== Data shown ==
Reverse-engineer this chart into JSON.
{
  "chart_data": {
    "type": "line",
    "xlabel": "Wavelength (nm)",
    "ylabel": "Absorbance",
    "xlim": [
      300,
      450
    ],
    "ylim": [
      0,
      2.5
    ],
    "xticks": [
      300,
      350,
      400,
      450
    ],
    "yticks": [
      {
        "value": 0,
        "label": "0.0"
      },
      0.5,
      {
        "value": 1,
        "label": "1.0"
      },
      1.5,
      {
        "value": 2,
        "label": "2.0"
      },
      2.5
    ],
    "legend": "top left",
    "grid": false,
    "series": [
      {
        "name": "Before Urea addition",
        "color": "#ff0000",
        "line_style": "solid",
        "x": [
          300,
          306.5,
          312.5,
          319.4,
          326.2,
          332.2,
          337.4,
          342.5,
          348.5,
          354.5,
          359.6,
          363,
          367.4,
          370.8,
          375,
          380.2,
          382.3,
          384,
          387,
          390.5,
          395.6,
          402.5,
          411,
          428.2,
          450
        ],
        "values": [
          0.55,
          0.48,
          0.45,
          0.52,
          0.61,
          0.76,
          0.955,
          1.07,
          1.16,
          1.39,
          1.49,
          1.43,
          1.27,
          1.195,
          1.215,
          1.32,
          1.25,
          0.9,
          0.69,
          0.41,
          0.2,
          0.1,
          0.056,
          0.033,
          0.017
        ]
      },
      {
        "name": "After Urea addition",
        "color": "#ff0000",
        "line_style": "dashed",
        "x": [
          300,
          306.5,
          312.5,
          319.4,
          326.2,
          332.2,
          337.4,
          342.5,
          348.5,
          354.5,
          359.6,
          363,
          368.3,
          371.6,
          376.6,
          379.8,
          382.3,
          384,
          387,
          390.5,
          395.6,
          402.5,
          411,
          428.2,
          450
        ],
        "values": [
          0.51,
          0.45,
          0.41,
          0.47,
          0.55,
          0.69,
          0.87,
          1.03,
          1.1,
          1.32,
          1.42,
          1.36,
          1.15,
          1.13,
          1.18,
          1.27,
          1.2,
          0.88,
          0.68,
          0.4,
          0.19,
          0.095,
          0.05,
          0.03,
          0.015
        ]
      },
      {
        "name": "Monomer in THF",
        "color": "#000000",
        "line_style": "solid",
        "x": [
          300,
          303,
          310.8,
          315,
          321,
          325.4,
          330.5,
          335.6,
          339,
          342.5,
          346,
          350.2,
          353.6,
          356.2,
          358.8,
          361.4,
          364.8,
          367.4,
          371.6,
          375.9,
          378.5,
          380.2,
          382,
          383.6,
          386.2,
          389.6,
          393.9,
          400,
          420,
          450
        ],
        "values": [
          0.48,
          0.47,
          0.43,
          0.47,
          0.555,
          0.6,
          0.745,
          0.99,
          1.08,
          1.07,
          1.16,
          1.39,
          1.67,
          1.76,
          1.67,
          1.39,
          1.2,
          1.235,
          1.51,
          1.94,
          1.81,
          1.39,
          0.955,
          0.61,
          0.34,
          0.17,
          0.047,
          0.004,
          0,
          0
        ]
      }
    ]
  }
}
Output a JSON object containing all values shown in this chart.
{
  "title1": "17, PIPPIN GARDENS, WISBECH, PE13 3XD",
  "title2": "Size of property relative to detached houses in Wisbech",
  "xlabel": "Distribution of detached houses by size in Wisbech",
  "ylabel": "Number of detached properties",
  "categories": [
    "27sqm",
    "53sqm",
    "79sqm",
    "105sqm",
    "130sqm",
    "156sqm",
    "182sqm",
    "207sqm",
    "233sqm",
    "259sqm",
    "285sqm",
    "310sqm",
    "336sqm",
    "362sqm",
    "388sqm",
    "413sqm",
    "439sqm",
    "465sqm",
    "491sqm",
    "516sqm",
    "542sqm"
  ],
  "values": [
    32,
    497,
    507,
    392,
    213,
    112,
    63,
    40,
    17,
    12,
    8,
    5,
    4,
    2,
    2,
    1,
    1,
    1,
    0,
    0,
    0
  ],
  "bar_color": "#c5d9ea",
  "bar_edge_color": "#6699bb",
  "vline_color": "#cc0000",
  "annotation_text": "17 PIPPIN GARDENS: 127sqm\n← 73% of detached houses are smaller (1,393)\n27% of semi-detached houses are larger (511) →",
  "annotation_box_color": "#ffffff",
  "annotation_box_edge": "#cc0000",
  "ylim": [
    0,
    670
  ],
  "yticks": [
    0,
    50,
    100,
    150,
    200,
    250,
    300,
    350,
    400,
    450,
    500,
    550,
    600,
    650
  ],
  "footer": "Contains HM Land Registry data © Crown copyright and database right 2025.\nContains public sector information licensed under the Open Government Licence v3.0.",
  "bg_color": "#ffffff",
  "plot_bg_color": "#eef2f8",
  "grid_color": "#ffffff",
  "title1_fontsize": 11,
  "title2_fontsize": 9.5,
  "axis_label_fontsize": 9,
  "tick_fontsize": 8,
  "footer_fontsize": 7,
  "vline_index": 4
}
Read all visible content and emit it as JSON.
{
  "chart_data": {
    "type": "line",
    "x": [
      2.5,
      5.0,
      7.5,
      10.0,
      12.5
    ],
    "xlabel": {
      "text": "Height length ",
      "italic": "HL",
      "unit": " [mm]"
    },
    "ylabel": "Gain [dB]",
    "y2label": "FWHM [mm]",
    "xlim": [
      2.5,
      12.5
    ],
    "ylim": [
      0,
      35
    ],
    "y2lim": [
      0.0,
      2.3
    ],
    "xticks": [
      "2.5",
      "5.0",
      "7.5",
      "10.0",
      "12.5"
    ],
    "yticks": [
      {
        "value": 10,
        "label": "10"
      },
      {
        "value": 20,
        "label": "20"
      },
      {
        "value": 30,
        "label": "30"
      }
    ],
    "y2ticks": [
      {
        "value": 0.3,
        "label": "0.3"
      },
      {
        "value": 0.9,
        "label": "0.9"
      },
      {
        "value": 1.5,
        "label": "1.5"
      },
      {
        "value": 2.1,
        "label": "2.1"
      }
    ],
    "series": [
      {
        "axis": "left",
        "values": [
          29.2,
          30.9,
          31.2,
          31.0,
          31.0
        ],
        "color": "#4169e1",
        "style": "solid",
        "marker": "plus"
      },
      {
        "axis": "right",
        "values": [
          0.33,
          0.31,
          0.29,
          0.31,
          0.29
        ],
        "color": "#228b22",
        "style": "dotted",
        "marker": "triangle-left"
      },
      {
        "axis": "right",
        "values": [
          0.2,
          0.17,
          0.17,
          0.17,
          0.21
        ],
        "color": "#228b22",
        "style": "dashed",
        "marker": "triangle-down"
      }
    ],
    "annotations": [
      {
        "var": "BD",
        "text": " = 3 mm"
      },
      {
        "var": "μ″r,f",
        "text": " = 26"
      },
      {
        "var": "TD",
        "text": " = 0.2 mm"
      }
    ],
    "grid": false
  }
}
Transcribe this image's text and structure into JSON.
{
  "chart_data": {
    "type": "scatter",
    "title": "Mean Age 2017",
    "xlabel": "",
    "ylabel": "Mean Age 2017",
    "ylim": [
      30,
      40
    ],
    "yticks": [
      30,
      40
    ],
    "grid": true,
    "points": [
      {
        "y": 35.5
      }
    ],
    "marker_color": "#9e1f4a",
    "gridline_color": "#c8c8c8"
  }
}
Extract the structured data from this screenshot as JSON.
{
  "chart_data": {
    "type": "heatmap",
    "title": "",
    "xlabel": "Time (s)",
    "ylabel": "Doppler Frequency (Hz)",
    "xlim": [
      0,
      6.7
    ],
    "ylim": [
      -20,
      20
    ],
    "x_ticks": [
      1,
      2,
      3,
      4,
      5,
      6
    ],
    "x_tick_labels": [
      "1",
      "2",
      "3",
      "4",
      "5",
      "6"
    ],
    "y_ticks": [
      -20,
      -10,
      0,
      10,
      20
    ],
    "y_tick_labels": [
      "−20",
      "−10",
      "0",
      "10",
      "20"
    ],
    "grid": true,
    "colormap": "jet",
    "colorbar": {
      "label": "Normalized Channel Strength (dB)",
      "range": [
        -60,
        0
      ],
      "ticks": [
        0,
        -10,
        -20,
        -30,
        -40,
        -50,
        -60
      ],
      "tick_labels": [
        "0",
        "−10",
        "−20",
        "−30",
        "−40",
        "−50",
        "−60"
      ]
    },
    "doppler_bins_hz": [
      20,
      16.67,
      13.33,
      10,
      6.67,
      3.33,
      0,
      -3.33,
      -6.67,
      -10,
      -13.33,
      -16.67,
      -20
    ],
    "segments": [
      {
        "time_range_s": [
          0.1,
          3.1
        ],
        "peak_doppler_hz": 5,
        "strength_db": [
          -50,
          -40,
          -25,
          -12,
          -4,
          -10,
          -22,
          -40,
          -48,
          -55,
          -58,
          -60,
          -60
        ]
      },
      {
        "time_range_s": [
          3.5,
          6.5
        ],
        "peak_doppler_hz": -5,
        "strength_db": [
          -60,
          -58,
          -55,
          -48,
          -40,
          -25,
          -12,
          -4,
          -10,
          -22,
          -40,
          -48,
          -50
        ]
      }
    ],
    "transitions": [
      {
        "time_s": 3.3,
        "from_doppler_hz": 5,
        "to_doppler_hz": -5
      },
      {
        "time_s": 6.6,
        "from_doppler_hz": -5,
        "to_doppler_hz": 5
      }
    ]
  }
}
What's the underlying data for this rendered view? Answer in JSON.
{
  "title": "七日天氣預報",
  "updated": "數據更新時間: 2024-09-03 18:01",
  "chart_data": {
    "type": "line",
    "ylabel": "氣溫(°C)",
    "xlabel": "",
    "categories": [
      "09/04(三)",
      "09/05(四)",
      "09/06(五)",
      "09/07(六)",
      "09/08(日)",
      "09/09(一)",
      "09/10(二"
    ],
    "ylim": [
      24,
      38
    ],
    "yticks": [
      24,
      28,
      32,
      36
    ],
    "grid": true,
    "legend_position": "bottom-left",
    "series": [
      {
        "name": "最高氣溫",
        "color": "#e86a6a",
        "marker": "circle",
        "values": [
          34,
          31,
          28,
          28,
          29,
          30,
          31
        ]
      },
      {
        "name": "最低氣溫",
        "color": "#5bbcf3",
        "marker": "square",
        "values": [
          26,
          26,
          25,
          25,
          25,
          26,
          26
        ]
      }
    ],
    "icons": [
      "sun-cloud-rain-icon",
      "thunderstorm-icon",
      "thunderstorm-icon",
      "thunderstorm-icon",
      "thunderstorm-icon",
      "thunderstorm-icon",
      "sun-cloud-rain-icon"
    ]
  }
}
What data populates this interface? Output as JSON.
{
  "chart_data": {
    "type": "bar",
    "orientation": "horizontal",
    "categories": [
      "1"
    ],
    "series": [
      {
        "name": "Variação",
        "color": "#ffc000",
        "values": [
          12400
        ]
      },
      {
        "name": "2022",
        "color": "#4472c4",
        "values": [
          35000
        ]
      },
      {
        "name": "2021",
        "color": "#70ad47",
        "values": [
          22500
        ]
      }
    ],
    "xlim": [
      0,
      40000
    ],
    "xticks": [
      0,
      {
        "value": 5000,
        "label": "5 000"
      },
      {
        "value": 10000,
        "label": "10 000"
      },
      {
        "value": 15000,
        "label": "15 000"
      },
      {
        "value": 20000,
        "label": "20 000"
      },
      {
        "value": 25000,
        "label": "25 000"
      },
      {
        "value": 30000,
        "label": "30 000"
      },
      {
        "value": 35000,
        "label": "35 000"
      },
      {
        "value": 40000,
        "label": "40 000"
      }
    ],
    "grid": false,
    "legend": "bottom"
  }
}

== Your task ==
From the entries above, extract every line where the word "bottom" appears.

== Final result ==
    "legend_position": "bottom-left",
    "legend": "bottom"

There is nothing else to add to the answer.